- [Work required]:
Review the material and extract every line in which the word "Insert" occurs.

---*---

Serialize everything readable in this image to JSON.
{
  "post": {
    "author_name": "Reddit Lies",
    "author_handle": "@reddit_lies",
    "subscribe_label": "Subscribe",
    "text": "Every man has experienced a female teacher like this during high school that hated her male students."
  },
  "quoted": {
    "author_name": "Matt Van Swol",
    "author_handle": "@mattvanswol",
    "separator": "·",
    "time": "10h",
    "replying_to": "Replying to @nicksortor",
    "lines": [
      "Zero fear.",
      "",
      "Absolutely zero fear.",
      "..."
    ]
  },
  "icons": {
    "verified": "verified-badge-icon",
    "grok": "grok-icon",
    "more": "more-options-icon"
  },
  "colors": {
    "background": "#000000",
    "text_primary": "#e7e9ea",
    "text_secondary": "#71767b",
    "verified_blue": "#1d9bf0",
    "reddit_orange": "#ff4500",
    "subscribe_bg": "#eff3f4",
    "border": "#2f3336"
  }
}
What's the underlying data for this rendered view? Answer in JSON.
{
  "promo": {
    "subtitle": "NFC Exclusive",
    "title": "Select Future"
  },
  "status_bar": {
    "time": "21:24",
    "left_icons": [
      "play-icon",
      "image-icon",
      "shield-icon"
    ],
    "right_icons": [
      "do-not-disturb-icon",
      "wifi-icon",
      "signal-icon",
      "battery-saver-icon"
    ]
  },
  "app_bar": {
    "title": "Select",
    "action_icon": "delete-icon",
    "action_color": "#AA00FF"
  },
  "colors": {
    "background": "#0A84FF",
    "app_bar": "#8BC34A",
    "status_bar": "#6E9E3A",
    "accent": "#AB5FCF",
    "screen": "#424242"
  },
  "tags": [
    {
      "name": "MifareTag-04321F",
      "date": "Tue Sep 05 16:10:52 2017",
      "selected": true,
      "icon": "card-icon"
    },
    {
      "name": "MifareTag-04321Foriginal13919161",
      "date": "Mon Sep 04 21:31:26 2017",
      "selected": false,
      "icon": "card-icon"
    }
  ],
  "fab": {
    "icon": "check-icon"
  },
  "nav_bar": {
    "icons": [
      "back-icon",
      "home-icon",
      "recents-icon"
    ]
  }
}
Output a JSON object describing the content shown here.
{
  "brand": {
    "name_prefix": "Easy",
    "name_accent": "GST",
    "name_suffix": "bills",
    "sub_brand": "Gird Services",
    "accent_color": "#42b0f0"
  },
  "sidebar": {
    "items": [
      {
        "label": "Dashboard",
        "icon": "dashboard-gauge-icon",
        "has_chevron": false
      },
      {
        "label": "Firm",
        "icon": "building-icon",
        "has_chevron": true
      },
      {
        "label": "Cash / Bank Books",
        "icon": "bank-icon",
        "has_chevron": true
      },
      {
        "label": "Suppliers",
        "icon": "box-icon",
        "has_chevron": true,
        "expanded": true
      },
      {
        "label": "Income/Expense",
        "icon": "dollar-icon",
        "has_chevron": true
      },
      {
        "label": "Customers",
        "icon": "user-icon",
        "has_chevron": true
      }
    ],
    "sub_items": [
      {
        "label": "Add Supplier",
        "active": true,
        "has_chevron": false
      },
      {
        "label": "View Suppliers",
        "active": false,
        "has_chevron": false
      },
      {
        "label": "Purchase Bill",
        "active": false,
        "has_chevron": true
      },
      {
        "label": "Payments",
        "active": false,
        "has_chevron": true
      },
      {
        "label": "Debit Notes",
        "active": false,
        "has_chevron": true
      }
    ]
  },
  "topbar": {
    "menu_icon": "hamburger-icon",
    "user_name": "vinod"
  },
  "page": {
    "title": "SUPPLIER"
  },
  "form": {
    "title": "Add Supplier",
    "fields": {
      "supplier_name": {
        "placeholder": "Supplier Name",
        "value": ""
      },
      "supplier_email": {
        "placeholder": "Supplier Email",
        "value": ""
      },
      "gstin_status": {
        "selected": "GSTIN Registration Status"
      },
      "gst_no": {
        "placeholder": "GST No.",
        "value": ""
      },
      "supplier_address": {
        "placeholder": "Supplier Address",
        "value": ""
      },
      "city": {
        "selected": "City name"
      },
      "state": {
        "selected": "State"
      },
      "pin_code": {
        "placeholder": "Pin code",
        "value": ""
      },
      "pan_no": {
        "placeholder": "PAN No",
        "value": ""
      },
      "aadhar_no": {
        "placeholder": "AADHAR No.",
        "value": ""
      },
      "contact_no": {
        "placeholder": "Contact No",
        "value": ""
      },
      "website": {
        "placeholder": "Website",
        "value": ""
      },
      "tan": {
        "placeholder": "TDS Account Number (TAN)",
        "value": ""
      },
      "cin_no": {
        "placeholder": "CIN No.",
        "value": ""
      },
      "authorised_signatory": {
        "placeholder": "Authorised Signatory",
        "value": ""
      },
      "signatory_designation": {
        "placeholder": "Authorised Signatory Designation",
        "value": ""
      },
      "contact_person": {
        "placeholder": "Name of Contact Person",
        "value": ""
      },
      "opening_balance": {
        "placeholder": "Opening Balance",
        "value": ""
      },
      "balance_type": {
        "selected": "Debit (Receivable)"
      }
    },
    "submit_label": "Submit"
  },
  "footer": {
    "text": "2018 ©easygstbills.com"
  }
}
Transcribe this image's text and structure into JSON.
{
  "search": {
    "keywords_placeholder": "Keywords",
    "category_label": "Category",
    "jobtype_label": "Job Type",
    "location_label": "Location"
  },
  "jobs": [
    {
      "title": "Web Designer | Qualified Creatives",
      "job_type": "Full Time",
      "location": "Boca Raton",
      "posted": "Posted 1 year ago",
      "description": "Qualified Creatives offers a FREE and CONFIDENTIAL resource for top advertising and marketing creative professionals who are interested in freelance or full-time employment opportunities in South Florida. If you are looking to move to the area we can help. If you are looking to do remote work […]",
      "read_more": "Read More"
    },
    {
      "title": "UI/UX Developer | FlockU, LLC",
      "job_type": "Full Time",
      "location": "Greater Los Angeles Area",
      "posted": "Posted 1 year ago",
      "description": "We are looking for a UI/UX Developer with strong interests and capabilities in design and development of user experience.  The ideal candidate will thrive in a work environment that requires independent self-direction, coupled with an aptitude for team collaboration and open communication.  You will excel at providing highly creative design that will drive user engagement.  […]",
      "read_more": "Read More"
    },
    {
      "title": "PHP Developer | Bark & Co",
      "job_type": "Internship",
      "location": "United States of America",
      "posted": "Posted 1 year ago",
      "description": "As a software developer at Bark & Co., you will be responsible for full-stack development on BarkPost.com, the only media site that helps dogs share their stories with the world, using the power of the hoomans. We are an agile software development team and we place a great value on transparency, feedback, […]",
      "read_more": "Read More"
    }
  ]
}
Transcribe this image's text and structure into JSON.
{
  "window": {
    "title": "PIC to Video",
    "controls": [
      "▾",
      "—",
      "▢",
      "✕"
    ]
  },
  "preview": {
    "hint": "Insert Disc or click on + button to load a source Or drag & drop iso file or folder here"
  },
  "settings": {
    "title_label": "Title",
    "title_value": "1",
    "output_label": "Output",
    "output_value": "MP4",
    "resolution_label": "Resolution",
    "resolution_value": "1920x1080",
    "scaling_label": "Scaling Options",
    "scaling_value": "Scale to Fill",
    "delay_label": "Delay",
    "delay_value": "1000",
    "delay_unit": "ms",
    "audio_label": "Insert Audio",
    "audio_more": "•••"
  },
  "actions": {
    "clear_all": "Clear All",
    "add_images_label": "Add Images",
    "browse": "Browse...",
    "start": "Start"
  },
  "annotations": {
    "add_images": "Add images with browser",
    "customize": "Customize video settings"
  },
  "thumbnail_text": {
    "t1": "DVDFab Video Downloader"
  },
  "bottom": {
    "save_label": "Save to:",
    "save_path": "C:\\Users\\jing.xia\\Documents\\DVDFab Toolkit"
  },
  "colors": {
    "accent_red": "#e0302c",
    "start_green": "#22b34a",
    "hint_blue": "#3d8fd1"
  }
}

---*---

- [Right answer]:
    "hint": "Insert Disc or click on + button to load a source Or drag & drop iso file or folder here"
    "audio_label": "Insert Audio",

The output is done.